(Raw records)

--------

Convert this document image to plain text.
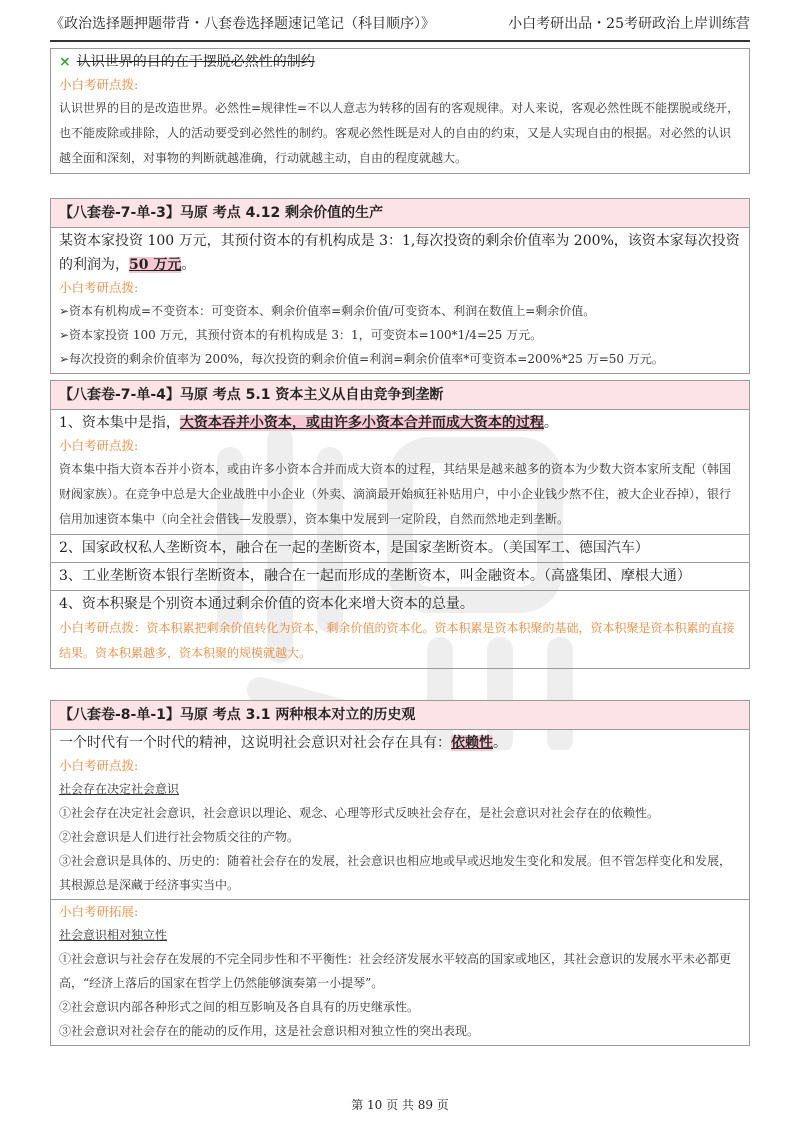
《政治选择题押题带背・八套卷选择题速记笔记（科目顺序）》	小白考研出品・25考研政治上岸训练营
× 认识世界的目的在于摆脱必然性的制约
小白考研点拨:
认识世界的目的是改造世界。必然性=规律性=不以人意志为转移的固有的客观规律。对人来说，客观必然性既不能摆脱或绕开，也不能废除或排除，人的活动要受到必然性的制约。客观必然性既是对人的自由的约束，又是人实现自由的根据。对必然的认识越全面和深刻，对事物的判断就越准确，行动就越主动，自由的程度就越大。
【八套卷-7-单-3】马原 考点 4.12 剩余价值的生产
某资本家投资 100 万元，其预付资本的有机构成是 3：1,每次投资的剩余价值率为 200%，该资本家每次投资的利润为，50 万元。
小白考研点拨:
➢资本有机构成=不变资本：可变资本、剩余价值率=剩余价值/可变资本、利润在数值上=剩余价值。
➢资本家投资 100 万元，其预付资本的有机构成是 3：1，可变资本=100*1/4=25 万元。
➢每次投资的剩余价值率为 200%，每次投资的剩余价值=利润=剩余价值率*可变资本=200%*25 万=50 万元。
【八套卷-7-单-4】马原 考点 5.1 资本主义从自由竞争到垄断
1、资本集中是指，大资本吞并小资本，或由许多小资本合并而成大资本的过程。
小白考研点拨:
资本集中指大资本吞并小资本，或由许多小资本合并而成大资本的过程，其结果是越来越多的资本为少数大资本家所支配（韩国财阀家族）。在竞争中总是大企业战胜中小企业（外卖、滴滴最开始疯狂补贴用户，中小企业钱少熬不住，被大企业吞掉），银行信用加速资本集中（向全社会借钱—发股票），资本集中发展到一定阶段，自然而然地走到垄断。
2、国家政权私人垄断资本，融合在一起的垄断资本，是国家垄断资本。（美国军工、德国汽车）
3、工业垄断资本银行垄断资本，融合在一起而形成的垄断资本，叫金融资本。（高盛集团、摩根大通）
4、资本积聚是个别资本通过剩余价值的资本化来增大资本的总量。
小白考研点拨：资本积累把剩余价值转化为资本，剩余价值的资本化。资本积累是资本积聚的基础，资本积聚是资本积累的直接结果。资本积累越多，资本积聚的规模就越大。
【八套卷-8-单-1】马原 考点 3.1 两种根本对立的历史观
一个时代有一个时代的精神，这说明社会意识对社会存在具有：依赖性。
小白考研点拨:
社会存在决定社会意识
①社会存在决定社会意识，社会意识以理论、观念、心理等形式反映社会存在，是社会意识对社会存在的依赖性。
②社会意识是人们进行社会物质交往的产物。
③社会意识是具体的、历史的：随着社会存在的发展，社会意识也相应地或早或迟地发生变化和发展。但不管怎样变化和发展，其根源总是深藏于经济事实当中。
小白考研拓展:
社会意识相对独立性
①社会意识与社会存在发展的不完全同步性和不平衡性：社会经济发展水平较高的国家或地区，其社会意识的发展水平未必都更高，“经济上落后的国家在哲学上仍然能够演奏第一小提琴”。
②社会意识内部各种形式之间的相互影响及各自具有的历史继承性。
③社会意识对社会存在的能动的反作用，这是社会意识相对独立性的突出表现。
第 10 页 共 89 页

--------

> **Description of the task**
Leave the pictures out and print the records above exactly as they stand.

> **The completed task**
Convert this document image to plain text.
《政治选择题押题带背・八套卷选择题速记笔记（科目顺序）》	小白考研出品・25考研政治上岸训练营
× 认识世界的目的在于摆脱必然性的制约
小白考研点拨:
认识世界的目的是改造世界。必然性=规律性=不以人意志为转移的固有的客观规律。对人来说，客观必然性既不能摆脱或绕开，也不能废除或排除，人的活动要受到必然性的制约。客观必然性既是对人的自由的约束，又是人实现自由的根据。对必然的认识越全面和深刻，对事物的判断就越准确，行动就越主动，自由的程度就越大。
【八套卷-7-单-3】马原 考点 4.12 剩余价值的生产
某资本家投资 100 万元，其预付资本的有机构成是 3：1,每次投资的剩余价值率为 200%，该资本家每次投资的利润为，50 万元。
小白考研点拨:
➢资本有机构成=不变资本：可变资本、剩余价值率=剩余价值/可变资本、利润在数值上=剩余价值。
➢资本家投资 100 万元，其预付资本的有机构成是 3：1，可变资本=100*1/4=25 万元。
➢每次投资的剩余价值率为 200%，每次投资的剩余价值=利润=剩余价值率*可变资本=200%*25 万=50 万元。
【八套卷-7-单-4】马原 考点 5.1 资本主义从自由竞争到垄断
1、资本集中是指，大资本吞并小资本，或由许多小资本合并而成大资本的过程。
小白考研点拨:
资本集中指大资本吞并小资本，或由许多小资本合并而成大资本的过程，其结果是越来越多的资本为少数大资本家所支配（韩国财阀家族）。在竞争中总是大企业战胜中小企业（外卖、滴滴最开始疯狂补贴用户，中小企业钱少熬不住，被大企业吞掉），银行信用加速资本集中（向全社会借钱—发股票），资本集中发展到一定阶段，自然而然地走到垄断。
2、国家政权私人垄断资本，融合在一起的垄断资本，是国家垄断资本。（美国军工、德国汽车）
3、工业垄断资本银行垄断资本，融合在一起而形成的垄断资本，叫金融资本。（高盛集团、摩根大通）
4、资本积聚是个别资本通过剩余价值的资本化来增大资本的总量。
小白考研点拨：资本积累把剩余价值转化为资本，剩余价值的资本化。资本积累是资本积聚的基础，资本积聚是资本积累的直接结果。资本积累越多，资本积聚的规模就越大。
【八套卷-8-单-1】马原 考点 3.1 两种根本对立的历史观
一个时代有一个时代的精神，这说明社会意识对社会存在具有：依赖性。
小白考研点拨:
社会存在决定社会意识
①社会存在决定社会意识，社会意识以理论、观念、心理等形式反映社会存在，是社会意识对社会存在的依赖性。
②社会意识是人们进行社会物质交往的产物。
③社会意识是具体的、历史的：随着社会存在的发展，社会意识也相应地或早或迟地发生变化和发展。但不管怎样变化和发展，其根源总是深藏于经济事实当中。
小白考研拓展:
社会意识相对独立性
①社会意识与社会存在发展的不完全同步性和不平衡性：社会经济发展水平较高的国家或地区，其社会意识的发展水平未必都更高，“经济上落后的国家在哲学上仍然能够演奏第一小提琴”。
②社会意识内部各种形式之间的相互影响及各自具有的历史继承性。
③社会意识对社会存在的能动的反作用，这是社会意识相对独立性的突出表现。
第 10 页 共 89 页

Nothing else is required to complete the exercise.